** Work to be completed **
Only a number is wanted: how many lines in the listing contain the word "this"?

** Figure record listings **

——————————

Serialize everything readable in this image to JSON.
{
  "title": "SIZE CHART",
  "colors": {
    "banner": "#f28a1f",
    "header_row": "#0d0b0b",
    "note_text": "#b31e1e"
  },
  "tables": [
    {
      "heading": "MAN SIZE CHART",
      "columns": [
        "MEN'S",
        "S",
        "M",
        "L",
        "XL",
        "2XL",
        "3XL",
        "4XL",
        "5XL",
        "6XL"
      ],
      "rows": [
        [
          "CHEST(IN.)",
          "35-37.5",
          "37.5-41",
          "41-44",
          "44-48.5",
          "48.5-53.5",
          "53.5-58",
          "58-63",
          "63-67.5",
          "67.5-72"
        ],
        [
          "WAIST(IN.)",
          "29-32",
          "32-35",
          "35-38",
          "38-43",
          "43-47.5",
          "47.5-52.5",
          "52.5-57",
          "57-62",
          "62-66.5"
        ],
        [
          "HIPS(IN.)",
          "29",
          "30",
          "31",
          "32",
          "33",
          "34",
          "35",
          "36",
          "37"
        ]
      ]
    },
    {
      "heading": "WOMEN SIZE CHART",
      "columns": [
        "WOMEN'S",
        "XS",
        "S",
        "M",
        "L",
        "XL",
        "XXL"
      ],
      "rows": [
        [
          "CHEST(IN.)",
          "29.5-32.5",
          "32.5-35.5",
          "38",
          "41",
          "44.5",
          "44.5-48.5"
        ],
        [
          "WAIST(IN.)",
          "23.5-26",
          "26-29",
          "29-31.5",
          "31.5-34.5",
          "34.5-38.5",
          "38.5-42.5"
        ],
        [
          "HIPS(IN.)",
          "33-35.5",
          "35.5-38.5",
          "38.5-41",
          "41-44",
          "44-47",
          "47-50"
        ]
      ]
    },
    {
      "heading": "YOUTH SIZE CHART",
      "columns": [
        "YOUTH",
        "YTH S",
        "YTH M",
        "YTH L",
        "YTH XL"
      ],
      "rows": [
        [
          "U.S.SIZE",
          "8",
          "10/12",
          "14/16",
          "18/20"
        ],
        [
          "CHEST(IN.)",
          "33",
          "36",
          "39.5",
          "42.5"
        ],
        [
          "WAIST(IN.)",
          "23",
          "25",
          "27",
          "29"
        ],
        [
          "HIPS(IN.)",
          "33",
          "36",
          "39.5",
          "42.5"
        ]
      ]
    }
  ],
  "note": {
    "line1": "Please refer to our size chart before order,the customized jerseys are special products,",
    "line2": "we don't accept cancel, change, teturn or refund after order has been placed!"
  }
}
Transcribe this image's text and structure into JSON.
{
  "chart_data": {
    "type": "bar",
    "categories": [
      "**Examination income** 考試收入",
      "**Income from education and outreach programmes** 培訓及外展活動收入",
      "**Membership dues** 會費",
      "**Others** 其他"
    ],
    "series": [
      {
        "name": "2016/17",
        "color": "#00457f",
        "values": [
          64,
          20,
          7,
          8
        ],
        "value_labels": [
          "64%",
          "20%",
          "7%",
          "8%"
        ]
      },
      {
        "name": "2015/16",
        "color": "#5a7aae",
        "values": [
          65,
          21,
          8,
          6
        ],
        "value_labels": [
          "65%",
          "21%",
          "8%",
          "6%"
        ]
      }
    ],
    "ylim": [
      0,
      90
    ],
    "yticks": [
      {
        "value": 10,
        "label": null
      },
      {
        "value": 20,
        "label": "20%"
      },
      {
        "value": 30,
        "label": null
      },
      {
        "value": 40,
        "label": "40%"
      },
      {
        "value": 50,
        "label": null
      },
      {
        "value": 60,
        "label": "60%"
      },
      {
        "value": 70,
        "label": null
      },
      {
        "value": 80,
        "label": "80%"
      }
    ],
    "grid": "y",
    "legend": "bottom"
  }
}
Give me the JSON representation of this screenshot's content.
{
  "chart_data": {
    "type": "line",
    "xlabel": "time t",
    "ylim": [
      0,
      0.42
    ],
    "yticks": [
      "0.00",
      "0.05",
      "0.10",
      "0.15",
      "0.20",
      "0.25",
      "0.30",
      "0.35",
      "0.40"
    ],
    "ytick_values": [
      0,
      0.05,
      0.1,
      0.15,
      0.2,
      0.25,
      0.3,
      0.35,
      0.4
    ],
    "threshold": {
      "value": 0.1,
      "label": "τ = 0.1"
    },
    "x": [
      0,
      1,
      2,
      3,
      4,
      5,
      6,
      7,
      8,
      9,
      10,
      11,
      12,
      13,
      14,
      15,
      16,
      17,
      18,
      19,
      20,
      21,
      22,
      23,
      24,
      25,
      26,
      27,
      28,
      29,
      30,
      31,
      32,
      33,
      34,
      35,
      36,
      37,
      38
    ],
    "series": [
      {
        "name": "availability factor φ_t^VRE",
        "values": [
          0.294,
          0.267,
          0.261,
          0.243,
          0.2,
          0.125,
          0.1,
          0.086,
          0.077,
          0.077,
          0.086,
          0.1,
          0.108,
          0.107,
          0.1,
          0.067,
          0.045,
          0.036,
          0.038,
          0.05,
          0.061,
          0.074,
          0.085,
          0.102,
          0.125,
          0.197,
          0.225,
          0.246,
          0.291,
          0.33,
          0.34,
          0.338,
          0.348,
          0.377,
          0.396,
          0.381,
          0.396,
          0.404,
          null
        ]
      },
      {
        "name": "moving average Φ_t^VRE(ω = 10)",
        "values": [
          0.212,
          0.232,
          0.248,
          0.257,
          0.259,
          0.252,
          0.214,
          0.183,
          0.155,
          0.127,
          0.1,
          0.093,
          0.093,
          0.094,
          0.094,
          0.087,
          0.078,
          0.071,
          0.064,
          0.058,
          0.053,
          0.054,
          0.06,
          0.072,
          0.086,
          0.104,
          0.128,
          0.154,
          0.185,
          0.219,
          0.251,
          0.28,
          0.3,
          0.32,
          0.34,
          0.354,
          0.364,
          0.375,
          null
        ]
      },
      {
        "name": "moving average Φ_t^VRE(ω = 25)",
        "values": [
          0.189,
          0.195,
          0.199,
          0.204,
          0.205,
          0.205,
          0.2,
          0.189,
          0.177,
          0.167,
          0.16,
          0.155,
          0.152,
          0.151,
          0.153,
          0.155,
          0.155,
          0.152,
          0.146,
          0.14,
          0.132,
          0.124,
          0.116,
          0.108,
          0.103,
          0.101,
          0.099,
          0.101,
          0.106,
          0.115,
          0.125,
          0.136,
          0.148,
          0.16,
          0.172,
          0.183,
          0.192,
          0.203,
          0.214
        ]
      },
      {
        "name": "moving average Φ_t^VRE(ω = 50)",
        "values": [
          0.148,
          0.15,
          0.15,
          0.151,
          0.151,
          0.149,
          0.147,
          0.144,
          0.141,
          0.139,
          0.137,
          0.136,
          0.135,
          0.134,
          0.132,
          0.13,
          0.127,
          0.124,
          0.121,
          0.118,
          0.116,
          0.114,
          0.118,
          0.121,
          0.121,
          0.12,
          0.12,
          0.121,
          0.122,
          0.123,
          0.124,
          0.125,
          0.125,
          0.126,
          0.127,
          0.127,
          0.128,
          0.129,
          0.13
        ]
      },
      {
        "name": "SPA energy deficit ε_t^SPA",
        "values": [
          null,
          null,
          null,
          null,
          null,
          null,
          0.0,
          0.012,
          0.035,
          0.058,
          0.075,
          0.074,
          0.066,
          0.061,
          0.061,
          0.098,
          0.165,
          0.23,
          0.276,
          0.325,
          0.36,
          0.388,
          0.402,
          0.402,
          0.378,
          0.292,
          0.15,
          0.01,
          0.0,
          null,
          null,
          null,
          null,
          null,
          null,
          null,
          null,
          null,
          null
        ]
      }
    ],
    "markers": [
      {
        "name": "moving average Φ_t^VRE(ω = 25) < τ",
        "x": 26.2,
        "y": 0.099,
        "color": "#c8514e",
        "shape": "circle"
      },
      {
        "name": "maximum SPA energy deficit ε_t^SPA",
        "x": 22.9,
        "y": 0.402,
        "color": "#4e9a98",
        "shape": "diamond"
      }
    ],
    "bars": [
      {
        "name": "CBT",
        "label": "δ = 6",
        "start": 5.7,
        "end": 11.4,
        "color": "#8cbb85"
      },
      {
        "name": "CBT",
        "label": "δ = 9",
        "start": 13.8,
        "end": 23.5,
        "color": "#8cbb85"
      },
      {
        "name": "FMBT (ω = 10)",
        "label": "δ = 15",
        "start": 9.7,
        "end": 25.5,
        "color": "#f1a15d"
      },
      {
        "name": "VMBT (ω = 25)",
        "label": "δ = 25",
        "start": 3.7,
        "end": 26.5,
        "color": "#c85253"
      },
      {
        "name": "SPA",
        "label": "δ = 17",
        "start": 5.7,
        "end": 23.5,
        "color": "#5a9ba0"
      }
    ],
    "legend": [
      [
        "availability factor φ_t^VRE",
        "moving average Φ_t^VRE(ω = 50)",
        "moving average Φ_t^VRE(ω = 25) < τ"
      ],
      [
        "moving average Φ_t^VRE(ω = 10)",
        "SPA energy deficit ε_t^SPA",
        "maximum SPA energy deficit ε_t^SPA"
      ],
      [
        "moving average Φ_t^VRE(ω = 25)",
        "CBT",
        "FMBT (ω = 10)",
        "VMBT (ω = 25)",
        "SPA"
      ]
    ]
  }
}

——————————

** Solution below **
3